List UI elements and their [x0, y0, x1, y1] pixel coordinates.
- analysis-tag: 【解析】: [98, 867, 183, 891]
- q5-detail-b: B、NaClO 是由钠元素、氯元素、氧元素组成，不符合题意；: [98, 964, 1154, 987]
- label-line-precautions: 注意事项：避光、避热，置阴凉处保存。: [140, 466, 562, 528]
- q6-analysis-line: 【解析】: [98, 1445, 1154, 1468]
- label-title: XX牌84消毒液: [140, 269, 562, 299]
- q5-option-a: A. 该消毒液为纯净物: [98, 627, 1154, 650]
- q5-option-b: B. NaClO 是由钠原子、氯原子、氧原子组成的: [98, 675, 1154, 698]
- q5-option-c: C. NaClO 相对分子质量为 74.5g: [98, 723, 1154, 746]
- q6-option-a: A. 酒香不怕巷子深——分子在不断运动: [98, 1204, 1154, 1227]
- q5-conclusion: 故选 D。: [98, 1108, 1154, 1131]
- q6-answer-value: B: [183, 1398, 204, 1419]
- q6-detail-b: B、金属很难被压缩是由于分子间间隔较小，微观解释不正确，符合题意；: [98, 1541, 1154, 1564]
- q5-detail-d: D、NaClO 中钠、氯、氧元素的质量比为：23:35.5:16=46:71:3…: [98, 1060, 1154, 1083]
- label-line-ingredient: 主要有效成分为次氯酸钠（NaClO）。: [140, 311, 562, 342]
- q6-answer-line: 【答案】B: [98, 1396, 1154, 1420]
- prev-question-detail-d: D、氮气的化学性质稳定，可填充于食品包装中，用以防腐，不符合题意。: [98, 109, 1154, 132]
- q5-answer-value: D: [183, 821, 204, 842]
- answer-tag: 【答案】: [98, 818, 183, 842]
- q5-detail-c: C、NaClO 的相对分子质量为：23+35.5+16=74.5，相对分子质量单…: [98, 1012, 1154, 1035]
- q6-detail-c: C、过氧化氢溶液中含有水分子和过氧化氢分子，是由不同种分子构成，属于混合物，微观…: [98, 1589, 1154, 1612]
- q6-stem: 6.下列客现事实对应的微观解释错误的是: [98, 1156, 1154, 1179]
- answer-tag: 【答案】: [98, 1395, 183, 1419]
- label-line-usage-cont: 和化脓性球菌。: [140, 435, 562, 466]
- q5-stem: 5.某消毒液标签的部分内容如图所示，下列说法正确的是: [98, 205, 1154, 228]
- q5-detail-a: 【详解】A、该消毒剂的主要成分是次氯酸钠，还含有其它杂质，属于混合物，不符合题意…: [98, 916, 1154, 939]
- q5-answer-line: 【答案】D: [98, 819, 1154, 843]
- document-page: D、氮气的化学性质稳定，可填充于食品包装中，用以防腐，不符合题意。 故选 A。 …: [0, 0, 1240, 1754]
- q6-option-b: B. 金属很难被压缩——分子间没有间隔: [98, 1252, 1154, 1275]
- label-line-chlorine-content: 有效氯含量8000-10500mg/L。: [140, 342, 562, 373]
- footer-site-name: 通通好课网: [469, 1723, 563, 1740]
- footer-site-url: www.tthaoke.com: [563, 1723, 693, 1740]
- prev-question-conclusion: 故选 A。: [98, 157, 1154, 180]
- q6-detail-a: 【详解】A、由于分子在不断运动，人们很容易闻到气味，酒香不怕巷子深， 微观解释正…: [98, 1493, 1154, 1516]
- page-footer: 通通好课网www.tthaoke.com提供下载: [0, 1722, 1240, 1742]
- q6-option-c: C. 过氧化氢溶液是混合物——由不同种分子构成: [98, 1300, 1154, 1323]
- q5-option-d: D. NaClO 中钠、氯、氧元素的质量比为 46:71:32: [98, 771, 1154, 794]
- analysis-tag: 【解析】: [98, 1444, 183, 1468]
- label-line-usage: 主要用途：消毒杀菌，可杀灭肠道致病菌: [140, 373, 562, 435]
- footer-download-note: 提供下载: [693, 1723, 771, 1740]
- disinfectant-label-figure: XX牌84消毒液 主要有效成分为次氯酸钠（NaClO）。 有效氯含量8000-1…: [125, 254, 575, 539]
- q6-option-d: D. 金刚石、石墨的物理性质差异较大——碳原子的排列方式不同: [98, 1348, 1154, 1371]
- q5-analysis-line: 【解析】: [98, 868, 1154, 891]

Task goal> Put every line of the entries above into a JSON list of strings, one string per line, leaving out any blank lines.

Worked answer>
[
  "List UI elements and their [x0, y0, x1, y1] pixel coordinates.",
  "- analysis-tag: 【解析】: [98, 867, 183, 891]",
  "- q5-detail-b: B、NaClO 是由钠元素、氯元素、氧元素组成，不符合题意；: [98, 964, 1154, 987]",
  "- label-line-precautions: 注意事项：避光、避热，置阴凉处保存。: [140, 466, 562, 528]",
  "- q6-analysis-line: 【解析】: [98, 1445, 1154, 1468]",
  "- label-title: XX牌84消毒液: [140, 269, 562, 299]",
  "- q5-option-a: A. 该消毒液为纯净物: [98, 627, 1154, 650]",
  "- q5-option-b: B. NaClO 是由钠原子、氯原子、氧原子组成的: [98, 675, 1154, 698]",
  "- q5-option-c: C. NaClO 相对分子质量为 74.5g: [98, 723, 1154, 746]",
  "- q6-option-a: A. 酒香不怕巷子深——分子在不断运动: [98, 1204, 1154, 1227]",
  "- q5-conclusion: 故选 D。: [98, 1108, 1154, 1131]",
  "- q6-answer-value: B: [183, 1398, 204, 1419]",
  "- q6-detail-b: B、金属很难被压缩是由于分子间间隔较小，微观解释不正确，符合题意；: [98, 1541, 1154, 1564]",
  "- q5-detail-d: D、NaClO 中钠、氯、氧元素的质量比为：23:35.5:16=46:71:3…: [98, 1060, 1154, 1083]",
  "- label-line-ingredient: 主要有效成分为次氯酸钠（NaClO）。: [140, 311, 562, 342]",
  "- q6-answer-line: 【答案】B: [98, 1396, 1154, 1420]",
  "- prev-question-detail-d: D、氮气的化学性质稳定，可填充于食品包装中，用以防腐，不符合题意。: [98, 109, 1154, 132]",
  "- q5-answer-value: D: [183, 821, 204, 842]",
  "- answer-tag: 【答案】: [98, 818, 183, 842]",
  "- q5-detail-c: C、NaClO 的相对分子质量为：23+35.5+16=74.5，相对分子质量单…: [98, 1012, 1154, 1035]",
  "- q6-detail-c: C、过氧化氢溶液中含有水分子和过氧化氢分子，是由不同种分子构成，属于混合物，微观…: [98, 1589, 1154, 1612]",
  "- q6-stem: 6.下列客现事实对应的微观解释错误的是: [98, 1156, 1154, 1179]",
  "- answer-tag: 【答案】: [98, 1395, 183, 1419]",
  "- label-line-usage-cont: 和化脓性球菌。: [140, 435, 562, 466]",
  "- q5-stem: 5.某消毒液标签的部分内容如图所示，下列说法正确的是: [98, 205, 1154, 228]",
  "- q5-detail-a: 【详解】A、该消毒剂的主要成分是次氯酸钠，还含有其它杂质，属于混合物，不符合题意…: [98, 916, 1154, 939]",
  "- q5-answer-line: 【答案】D: [98, 819, 1154, 843]",
  "- document-page: D、氮气的化学性质稳定，可填充于食品包装中，用以防腐，不符合题意。 故选 A。 …: [0, 0, 1240, 1754]",
  "- q6-option-b: B. 金属很难被压缩——分子间没有间隔: [98, 1252, 1154, 1275]",
  "- label-line-chlorine-content: 有效氯含量8000-10500mg/L。: [140, 342, 562, 373]",
  "- footer-site-name: 通通好课网: [469, 1723, 563, 1740]",
  "- footer-site-url: www.tthaoke.com: [563, 1723, 693, 1740]",
  "- prev-question-conclusion: 故选 A。: [98, 157, 1154, 180]",
  "- q6-detail-a: 【详解】A、由于分子在不断运动，人们很容易闻到气味，酒香不怕巷子深， 微观解释正…: [98, 1493, 1154, 1516]",
  "- page-footer: 通通好课网www.tthaoke.com提供下载: [0, 1722, 1240, 1742]",
  "- q6-option-c: C. 过氧化氢溶液是混合物——由不同种分子构成: [98, 1300, 1154, 1323]",
  "- q5-option-d: D. NaClO 中钠、氯、氧元素的质量比为 46:71:32: [98, 771, 1154, 794]",
  "- analysis-tag: 【解析】: [98, 1444, 183, 1468]",
  "- label-line-usage: 主要用途：消毒杀菌，可杀灭肠道致病菌: [140, 373, 562, 435]",
  "- footer-download-note: 提供下载: [693, 1723, 771, 1740]",
  "- disinfectant-label-figure: XX牌84消毒液 主要有效成分为次氯酸钠（NaClO）。 有效氯含量8000-1…: [125, 254, 575, 539]",
  "- q6-option-d: D. 金刚石、石墨的物理性质差异较大——碳原子的排列方式不同: [98, 1348, 1154, 1371]",
  "- q5-analysis-line: 【解析】: [98, 868, 1154, 891]"
]